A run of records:
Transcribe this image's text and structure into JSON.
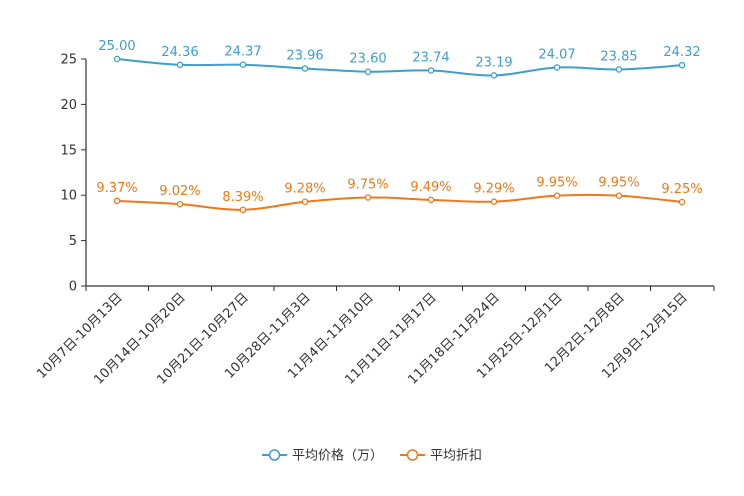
{
  "chart_data": {
    "type": "line",
    "title": "",
    "xlabel": "",
    "ylabel": "",
    "ylim": [
      0,
      25
    ],
    "yticks": [
      0,
      5,
      10,
      15,
      20,
      25
    ],
    "grid": false,
    "legend_position": "bottom-center",
    "categories": [
      "10月7日-10月13日",
      "10月14日-10月20日",
      "10月21日-10月27日",
      "10月28日-11月3日",
      "11月4日-11月10日",
      "11月11日-11月17日",
      "11月18日-11月24日",
      "11月25日-12月1日",
      "12月2日-12月8日",
      "12月9日-12月15日"
    ],
    "series": [
      {
        "name": "平均价格（万）",
        "color": "#3b9fd1",
        "values": [
          25.0,
          24.36,
          24.37,
          23.96,
          23.6,
          23.74,
          23.19,
          24.07,
          23.85,
          24.32
        ],
        "labels": [
          "25.00",
          "24.36",
          "24.37",
          "23.96",
          "23.60",
          "23.74",
          "23.19",
          "24.07",
          "23.85",
          "24.32"
        ]
      },
      {
        "name": "平均折扣",
        "color": "#f07818",
        "values": [
          9.37,
          9.02,
          8.39,
          9.28,
          9.75,
          9.49,
          9.29,
          9.95,
          9.95,
          9.25
        ],
        "labels": [
          "9.37%",
          "9.02%",
          "8.39%",
          "9.28%",
          "9.75%",
          "9.49%",
          "9.29%",
          "9.95%",
          "9.95%",
          "9.25%"
        ]
      }
    ]
  }
}
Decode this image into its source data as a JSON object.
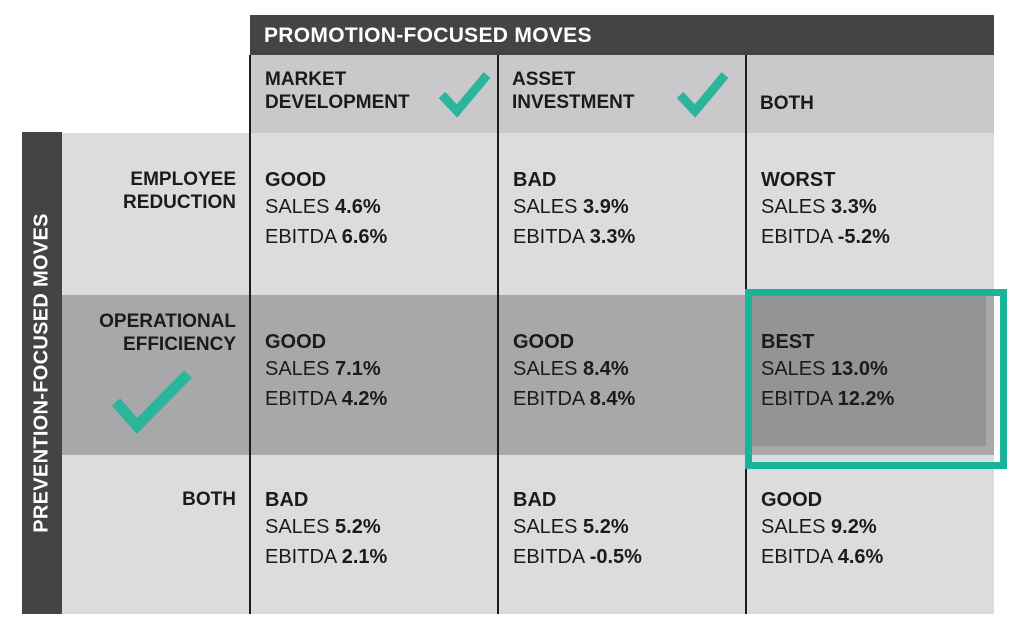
{
  "top_banner": "PROMOTION-FOCUSED MOVES",
  "side_banner": "PREVENTION-FOCUSED MOVES",
  "columns": [
    "MARKET DEVELOPMENT",
    "ASSET INVESTMENT",
    "BOTH"
  ],
  "rows": [
    "EMPLOYEE REDUCTION",
    "OPERATIONAL EFFICIENCY",
    "BOTH"
  ],
  "checkmarks": {
    "color": "#2bb59a",
    "icon": "checkmark-icon"
  },
  "highlight_color": "#19b497",
  "cells": [
    [
      {
        "verdict": "GOOD",
        "sales_label": "SALES",
        "sales": "4.6%",
        "ebitda_label": "EBITDA",
        "ebitda": "6.6%"
      },
      {
        "verdict": "BAD",
        "sales_label": "SALES",
        "sales": "3.9%",
        "ebitda_label": "EBITDA",
        "ebitda": "3.3%"
      },
      {
        "verdict": "WORST",
        "sales_label": "SALES",
        "sales": "3.3%",
        "ebitda_label": "EBITDA",
        "ebitda": "-5.2%"
      }
    ],
    [
      {
        "verdict": "GOOD",
        "sales_label": "SALES",
        "sales": "7.1%",
        "ebitda_label": "EBITDA",
        "ebitda": "4.2%"
      },
      {
        "verdict": "GOOD",
        "sales_label": "SALES",
        "sales": "8.4%",
        "ebitda_label": "EBITDA",
        "ebitda": "8.4%"
      },
      {
        "verdict": "BEST",
        "sales_label": "SALES",
        "sales": "13.0%",
        "ebitda_label": "EBITDA",
        "ebitda": "12.2%"
      }
    ],
    [
      {
        "verdict": "BAD",
        "sales_label": "SALES",
        "sales": "5.2%",
        "ebitda_label": "EBITDA",
        "ebitda": "2.1%"
      },
      {
        "verdict": "BAD",
        "sales_label": "SALES",
        "sales": "5.2%",
        "ebitda_label": "EBITDA",
        "ebitda": "-0.5%"
      },
      {
        "verdict": "GOOD",
        "sales_label": "SALES",
        "sales": "9.2%",
        "ebitda_label": "EBITDA",
        "ebitda": "4.6%"
      }
    ]
  ]
}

Prompt:
Pictures in the records must not appear in the copy; transcribe everything else precisely.

Exercise output:
Transcribe this image's text and structure into JSON.
{
  "chart_data": {
    "type": "line",
    "title": "",
    "xlabel": "",
    "ylabel": "",
    "ylim": [
      0,
      25
    ],
    "yticks": [
      0,
      5,
      10,
      15,
      20,
      25
    ],
    "grid": false,
    "legend_position": "bottom-center",
    "categories": [
      "10月7日-10月13日",
      "10月14日-10月20日",
      "10月21日-10月27日",
      "10月28日-11月3日",
      "11月4日-11月10日",
      "11月11日-11月17日",
      "11月18日-11月24日",
      "11月25日-12月1日",
      "12月2日-12月8日",
      "12月9日-12月15日"
    ],
    "series": [
      {
        "name": "平均价格（万）",
        "color": "#3b9fd1",
        "values": [
          25.0,
          24.36,
          24.37,
          23.96,
          23.6,
          23.74,
          23.19,
          24.07,
          23.85,
          24.32
        ],
        "labels": [
          "25.00",
          "24.36",
          "24.37",
          "23.96",
          "23.60",
          "23.74",
          "23.19",
          "24.07",
          "23.85",
          "24.32"
        ]
      },
      {
        "name": "平均折扣",
        "color": "#f07818",
        "values": [
          9.37,
          9.02,
          8.39,
          9.28,
          9.75,
          9.49,
          9.29,
          9.95,
          9.95,
          9.25
        ],
        "labels": [
          "9.37%",
          "9.02%",
          "8.39%",
          "9.28%",
          "9.75%",
          "9.49%",
          "9.29%",
          "9.95%",
          "9.95%",
          "9.25%"
        ]
      }
    ]
  }
}
Decode this image into its source data as a JSON object.
{
  "top_banner": "PROMOTION-FOCUSED MOVES",
  "side_banner": "PREVENTION-FOCUSED MOVES",
  "columns": [
    "MARKET DEVELOPMENT",
    "ASSET INVESTMENT",
    "BOTH"
  ],
  "rows": [
    "EMPLOYEE REDUCTION",
    "OPERATIONAL EFFICIENCY",
    "BOTH"
  ],
  "checkmarks": {
    "color": "#2bb59a",
    "icon": "checkmark-icon"
  },
  "highlight_color": "#19b497",
  "cells": [
    [
      {
        "verdict": "GOOD",
        "sales_label": "SALES",
        "sales": "4.6%",
        "ebitda_label": "EBITDA",
        "ebitda": "6.6%"
      },
      {
        "verdict": "BAD",
        "sales_label": "SALES",
        "sales": "3.9%",
        "ebitda_label": "EBITDA",
        "ebitda": "3.3%"
      },
      {
        "verdict": "WORST",
        "sales_label": "SALES",
        "sales": "3.3%",
        "ebitda_label": "EBITDA",
        "ebitda": "-5.2%"
      }
    ],
    [
      {
        "verdict": "GOOD",
        "sales_label": "SALES",
        "sales": "7.1%",
        "ebitda_label": "EBITDA",
        "ebitda": "4.2%"
      },
      {
        "verdict": "GOOD",
        "sales_label": "SALES",
        "sales": "8.4%",
        "ebitda_label": "EBITDA",
        "ebitda": "8.4%"
      },
      {
        "verdict": "BEST",
        "sales_label": "SALES",
        "sales": "13.0%",
        "ebitda_label": "EBITDA",
        "ebitda": "12.2%"
      }
    ],
    [
      {
        "verdict": "BAD",
        "sales_label": "SALES",
        "sales": "5.2%",
        "ebitda_label": "EBITDA",
        "ebitda": "2.1%"
      },
      {
        "verdict": "BAD",
        "sales_label": "SALES",
        "sales": "5.2%",
        "ebitda_label": "EBITDA",
        "ebitda": "-0.5%"
      },
      {
        "verdict": "GOOD",
        "sales_label": "SALES",
        "sales": "9.2%",
        "ebitda_label": "EBITDA",
        "ebitda": "4.6%"
      }
    ]
  ]
}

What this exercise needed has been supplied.